[Stored items from a collection]
☆ ☆ ☆

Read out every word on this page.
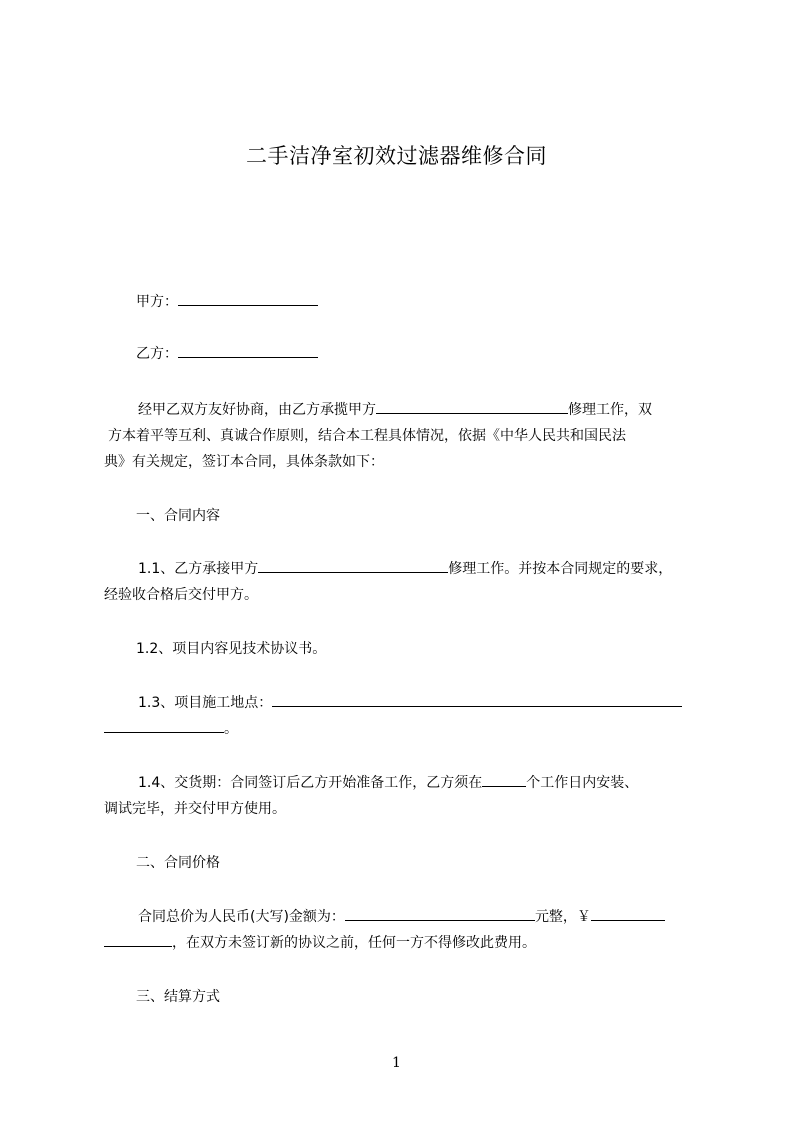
二手洁净室初效过滤器维修合同
甲方：
乙方：
经甲乙双方友好协商，由乙方承揽甲方	修理工作，双
方本着平等互利、真诚合作原则，结合本工程具体情况，依据《中华人民共和国民法
典》有关规定，签订本合同，具体条款如下：
一、合同内容
1.1、乙方承接甲方	修理工作。并按本合同规定的要求，
经验收合格后交付甲方。
1.2、项目内容见技术协议书。
1.3、项目施工地点：
。
1.4、交货期：合同签订后乙方开始准备工作，乙方须在	个工作日内安装、
调试完毕，并交付甲方使用。
二、合同价格
合同总价为人民币(大写)金额为：	元整，￥
，在双方未签订新的协议之前，任何一方不得修改此费用。
三、结算方式
1
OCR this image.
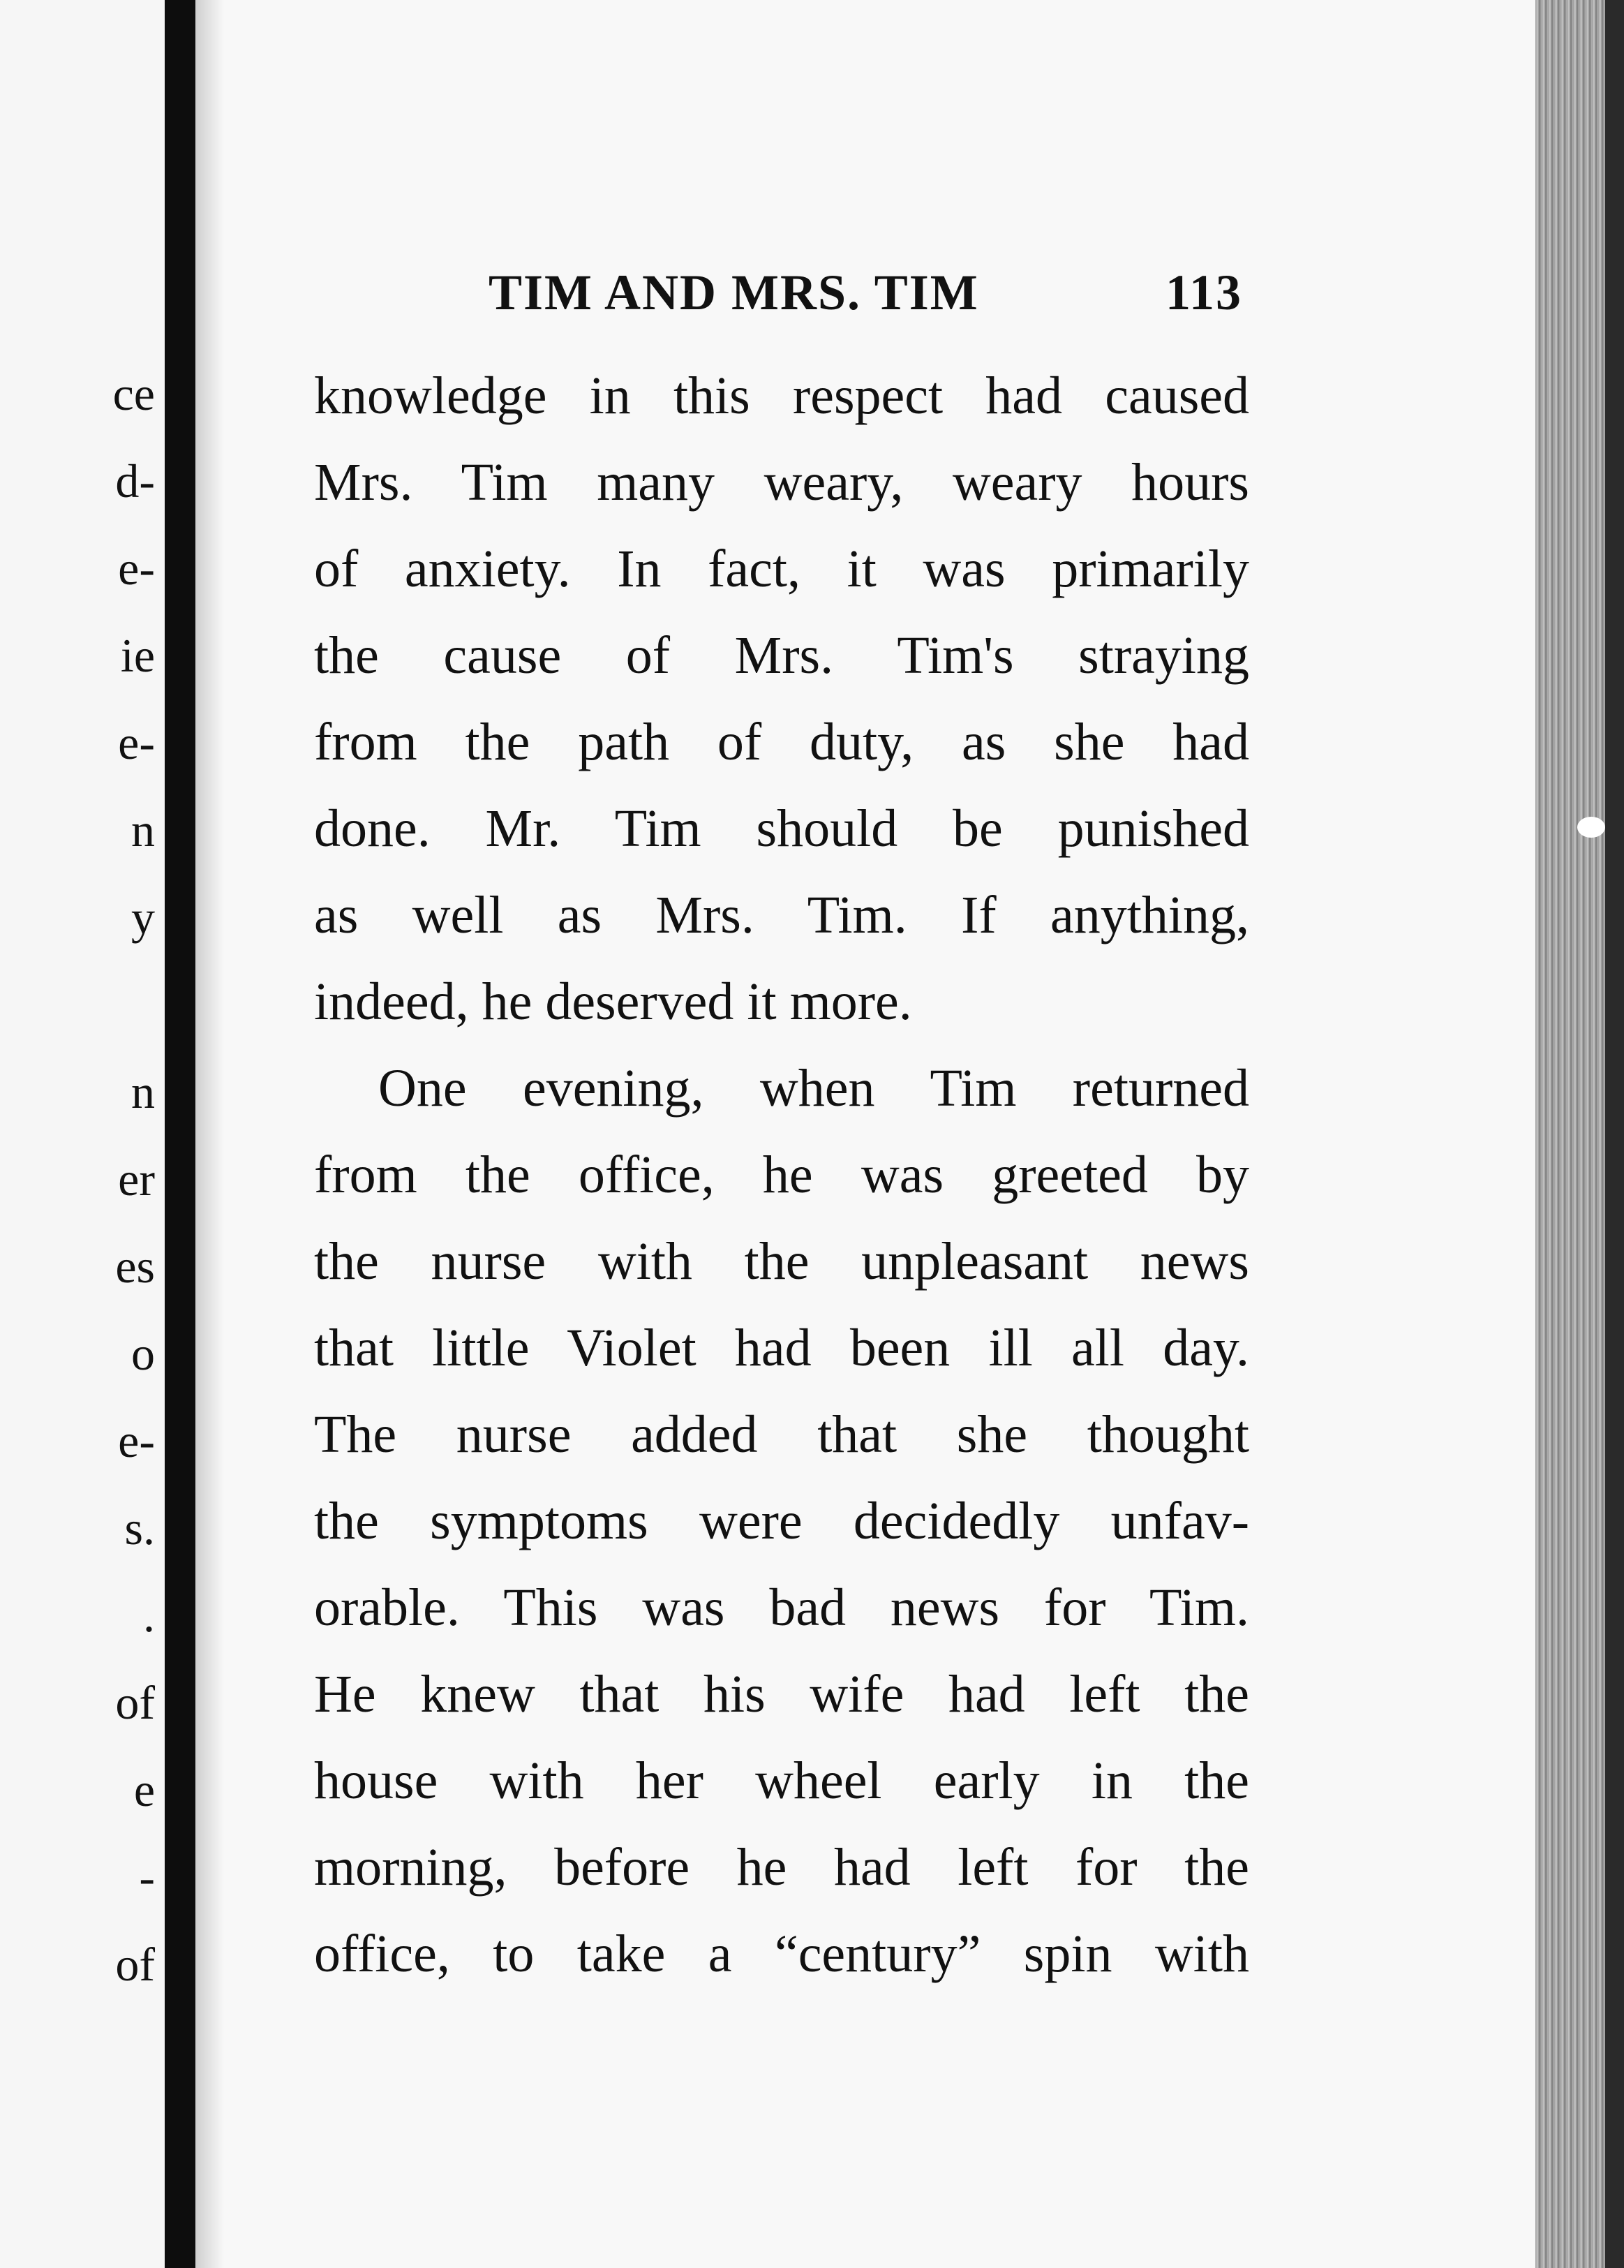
ce
d-
e-
ie
e-
n
y
n
er
es
o
e-
s.
.
of
e
-
of
TIM AND MRS. TIM	113
knowledge in this respect had caused
Mrs. Tim many weary, weary hours
of anxiety. In fact, it was primarily
the cause of Mrs. Tim's straying
from the path of duty, as she had
done. Mr. Tim should be punished
as well as Mrs. Tim. If anything,
indeed, he deserved it more.
One evening, when Tim returned
from the office, he was greeted by
the nurse with the unpleasant news
that little Violet had been ill all day.
The nurse added that she thought
the symptoms were decidedly unfav-
orable. This was bad news for Tim.
He knew that his wife had left the
house with her wheel early in the
morning, before he had left for the
office, to take a “century” spin with
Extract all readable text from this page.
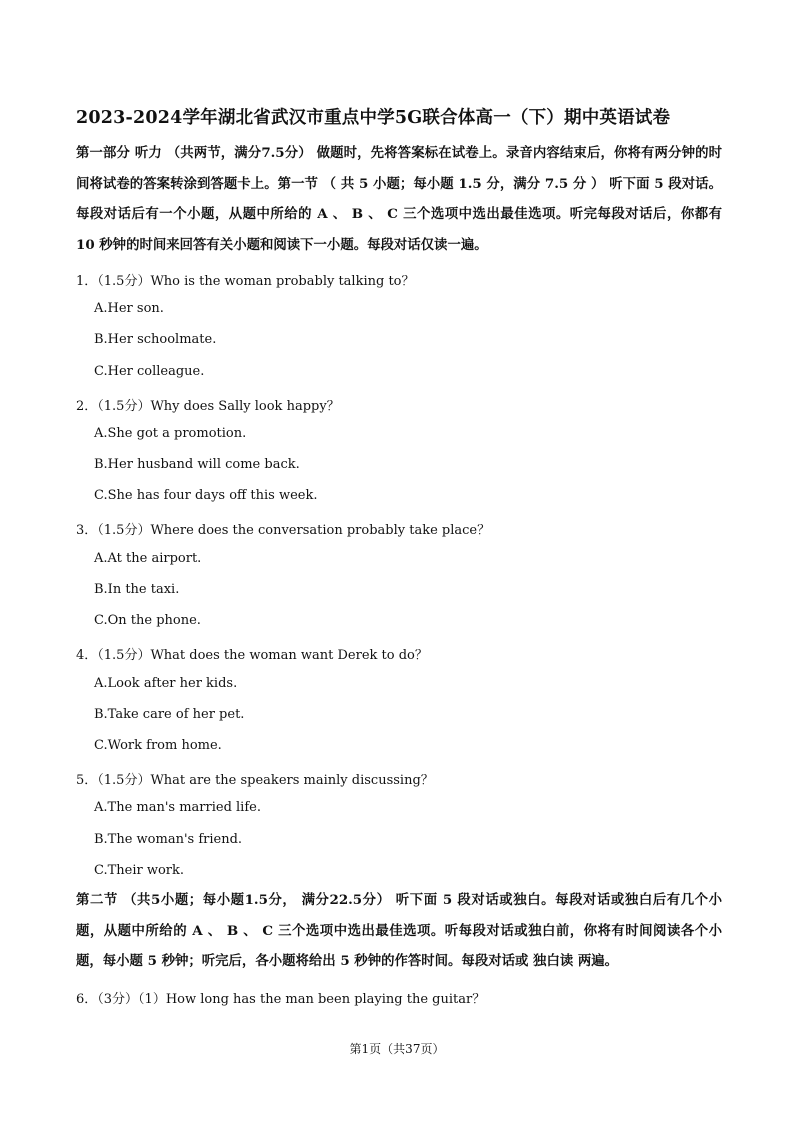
2023-2024学年湖北省武汉市重点中学5G联合体高一（下）期中英语试卷
第一部分 听力 （共两节，满分7.5分） 做题时，先将答案标在试卷上。录音内容结束后，你将有两分钟的时间将试卷的答案转涂到答题卡上。第一节 （ 共 5 小题；每小题 1.5 分，满分 7.5 分 ） 听下面 5 段对话。每段对话后有一个小题，从题中所给的 A 、 B 、 C 三个选项中选出最佳选项。听完每段对话后，你都有 10 秒钟的时间来回答有关小题和阅读下一小题。每段对话仅读一遍。
1．（1.5分）Who is the woman probably talking to？
A.Her son.
B.Her schoolmate.
C.Her colleague.
2．（1.5分）Why does Sally look happy？
A.She got a promotion.
B.Her husband will come back.
C.She has four days off this week.
3．（1.5分）Where does the conversation probably take place？
A.At the airport.
B.In the taxi.
C.On the phone.
4．（1.5分）What does the woman want Derek to do？
A.Look after her kids.
B.Take care of her pet.
C.Work from home.
5．（1.5分）What are the speakers mainly discussing？
A.The man's married life.
B.The woman's friend.
C.Their work.
第二节 （共5小题；每小题1.5分， 满分22.5分） 听下面 5 段对话或独白。每段对话或独白后有几个小题，从题中所给的 A 、 B 、 C 三个选项中选出最佳选项。听每段对话或独白前，你将有时间阅读各个小题，每小题 5 秒钟；听完后，各小题将给出 5 秒钟的作答时间。每段对话或 独白读 两遍。
6．（3分）（1）How long has the man been playing the guitar？
第1页（共37页）
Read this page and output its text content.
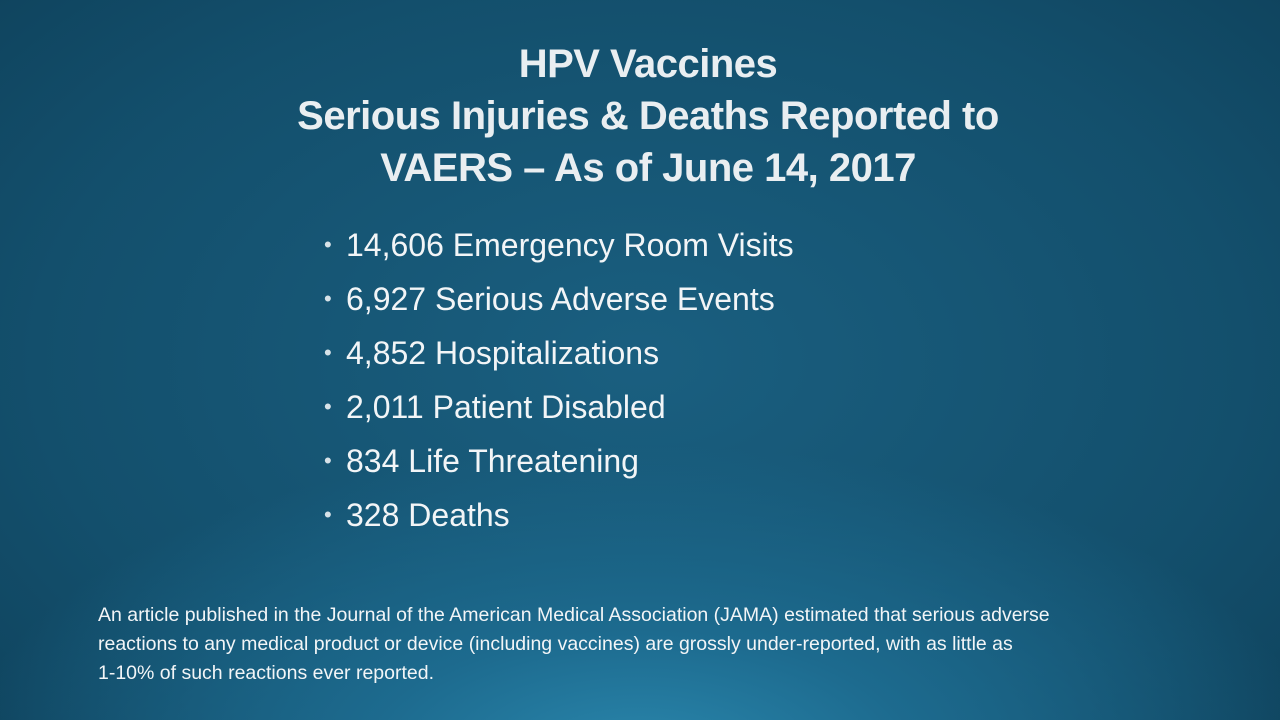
HPV Vaccines
Serious Injuries & Deaths Reported to
VAERS – As of June 14, 2017
• 14,606 Emergency Room Visits
• 6,927 Serious Adverse Events
• 4,852 Hospitalizations
• 2,011 Patient Disabled
• 834 Life Threatening
• 328 Deaths

An article published in the Journal of the American Medical Association (JAMA) estimated that serious adverse
reactions to any medical product or device (including vaccines) are grossly under-reported, with as little as
1-10% of such reactions ever reported.
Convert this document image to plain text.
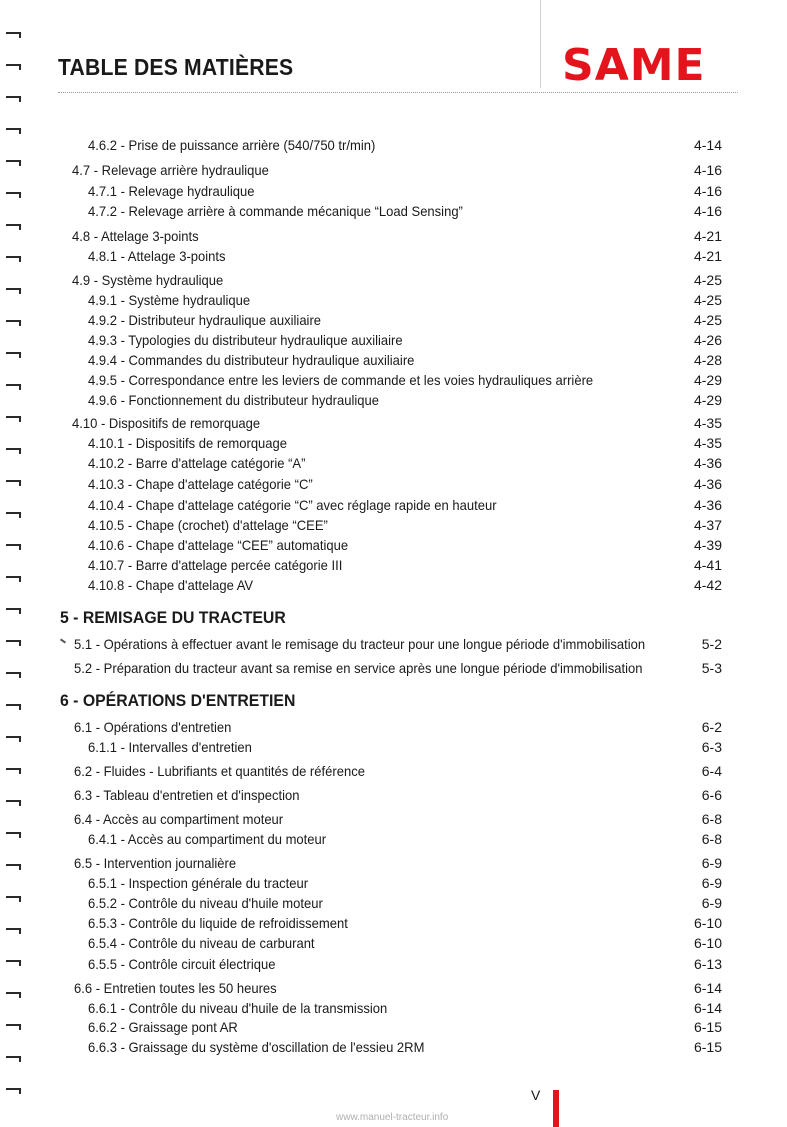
TABLE DES MATIÈRES	SAME
4.6.2 - Prise de puissance arrière (540/750 tr/min)	4-14
4.7 - Relevage arrière hydraulique	4-16
4.7.1 - Relevage hydraulique	4-16
4.7.2 - Relevage arrière à commande mécanique “Load Sensing”	4-16
4.8 - Attelage 3-points	4-21
4.8.1 - Attelage 3-points	4-21
4.9 - Système hydraulique	4-25
4.9.1 - Système hydraulique	4-25
4.9.2 - Distributeur hydraulique auxiliaire	4-25
4.9.3 - Typologies du distributeur hydraulique auxiliaire	4-26
4.9.4 - Commandes du distributeur hydraulique auxiliaire	4-28
4.9.5 - Correspondance entre les leviers de commande et les voies hydrauliques arrière	4-29
4.9.6 - Fonctionnement du distributeur hydraulique	4-29
4.10 - Dispositifs de remorquage	4-35
4.10.1 - Dispositifs de remorquage	4-35
4.10.2 - Barre d'attelage catégorie “A”	4-36
4.10.3 - Chape d'attelage catégorie “C”	4-36
4.10.4 - Chape d'attelage catégorie “C” avec réglage rapide en hauteur	4-36
4.10.5 - Chape (crochet) d'attelage “CEE”	4-37
4.10.6 - Chape d'attelage “CEE” automatique	4-39
4.10.7 - Barre d'attelage percée catégorie III	4-41
4.10.8 - Chape d'attelage AV	4-42
5 - REMISAGE DU TRACTEUR
5.1 - Opérations à effectuer avant le remisage du tracteur pour une longue période d'immobilisation	5-2
5.2 - Préparation du tracteur avant sa remise en service après une longue période d'immobilisation	5-3
6 - OPÉRATIONS D'ENTRETIEN
6.1 - Opérations d'entretien	6-2
6.1.1 - Intervalles d'entretien	6-3
6.2 - Fluides - Lubrifiants et quantités de référence	6-4
6.3 - Tableau d'entretien et d'inspection	6-6
6.4 - Accès au compartiment moteur	6-8
6.4.1 - Accès au compartiment du moteur	6-8
6.5 - Intervention journalière	6-9
6.5.1 - Inspection générale du tracteur	6-9
6.5.2 - Contrôle du niveau d'huile moteur	6-9
6.5.3 - Contrôle du liquide de refroidissement	6-10
6.5.4 - Contrôle du niveau de carburant	6-10
6.5.5 - Contrôle circuit électrique	6-13
6.6 - Entretien toutes les 50 heures	6-14
6.6.1 - Contrôle du niveau d'huile de la transmission	6-14
6.6.2 - Graissage pont AR	6-15
6.6.3 - Graissage du système d'oscillation de l'essieu 2RM	6-15
V
www.manuel-tracteur.info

☆ ☆ ☆

* What you should do *
Tell how many lines hold the string "Deaths", giving the number and nothing else.

* Result of the exercise *
2